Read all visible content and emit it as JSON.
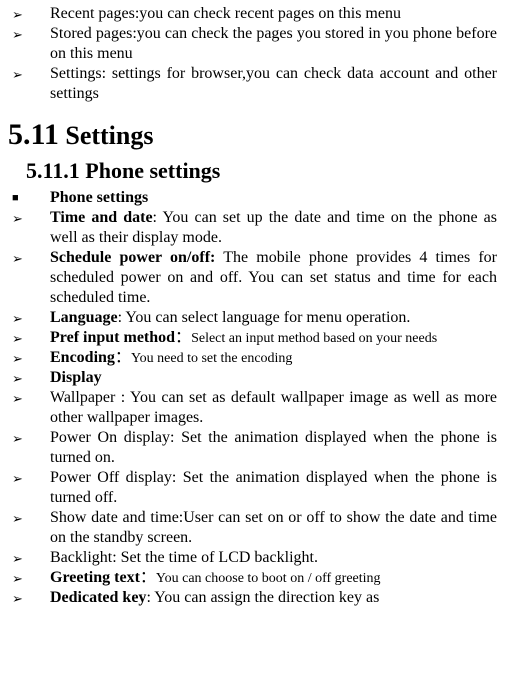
{
  "top": {
    "menu_tail": "menu",
    "recent": "Recent pages:you can check recent pages on this menu",
    "stored": "Stored pages:you can check the pages you stored in you phone before on this menu",
    "settings": "Settings: settings for browser,you can check data account and other settings"
  },
  "sec": {
    "num": "5.11",
    "title": " Settings",
    "sub_num": "5.11.1",
    "sub_title": "  Phone settings"
  },
  "phone_settings_label": "Phone settings",
  "items": {
    "time_date_b": "Time and date",
    "time_date_t": ": You can set up the date and time on the phone as well as their display mode.",
    "sched_b": "Schedule power on/off:",
    "sched_t": " The mobile phone provides 4 times for scheduled power on and off. You can set status and time for each scheduled time.",
    "lang_b": "Language",
    "lang_t": ": You can select language for menu operation.",
    "pref_b": "Pref input method",
    "pref_colon": "：",
    "pref_t": "Select an input method based on your needs",
    "enc_b": "Encoding",
    "enc_colon": "：",
    "enc_t": "You need to set the encoding",
    "display_b": "Display",
    "wallpaper": "Wallpaper : You can set as default wallpaper image as well as more other wallpaper images.",
    "pon": "Power On display: Set the animation displayed when the phone is turned on.",
    "poff": "Power Off display: Set the animation displayed when the phone is turned off.",
    "showdt": "Show date and time:User can set on or off to show the date and time on the standby screen.",
    "backlight": "Backlight: Set the time of LCD backlight.",
    "greet_b": "Greeting text",
    "greet_colon": "：",
    "greet_t": "You can choose to boot on / off greeting",
    "ded_b": "Dedicated key",
    "ded_t": ": You can assign the direction key as"
  }
}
# # # #
Problem statement: Exclude the images and reproduce the remaining data exactly.

The result:
Read all visible content and emit it as JSON.
{
  "top": {
    "menu_tail": "menu",
    "recent": "Recent pages:you can check recent pages on this menu",
    "stored": "Stored pages:you can check the pages you stored in you phone before on this menu",
    "settings": "Settings: settings for browser,you can check data account and other settings"
  },
  "sec": {
    "num": "5.11",
    "title": " Settings",
    "sub_num": "5.11.1",
    "sub_title": "  Phone settings"
  },
  "phone_settings_label": "Phone settings",
  "items": {
    "time_date_b": "Time and date",
    "time_date_t": ": You can set up the date and time on the phone as well as their display mode.",
    "sched_b": "Schedule power on/off:",
    "sched_t": " The mobile phone provides 4 times for scheduled power on and off. You can set status and time for each scheduled time.",
    "lang_b": "Language",
    "lang_t": ": You can select language for menu operation.",
    "pref_b": "Pref input method",
    "pref_colon": "：",
    "pref_t": "Select an input method based on your needs",
    "enc_b": "Encoding",
    "enc_colon": "：",
    "enc_t": "You need to set the encoding",
    "display_b": "Display",
    "wallpaper": "Wallpaper : You can set as default wallpaper image as well as more other wallpaper images.",
    "pon": "Power On display: Set the animation displayed when the phone is turned on.",
    "poff": "Power Off display: Set the animation displayed when the phone is turned off.",
    "showdt": "Show date and time:User can set on or off to show the date and time on the standby screen.",
    "backlight": "Backlight: Set the time of LCD backlight.",
    "greet_b": "Greeting text",
    "greet_colon": "：",
    "greet_t": "You can choose to boot on / off greeting",
    "ded_b": "Dedicated key",
    "ded_t": ": You can assign the direction key as"
  }
}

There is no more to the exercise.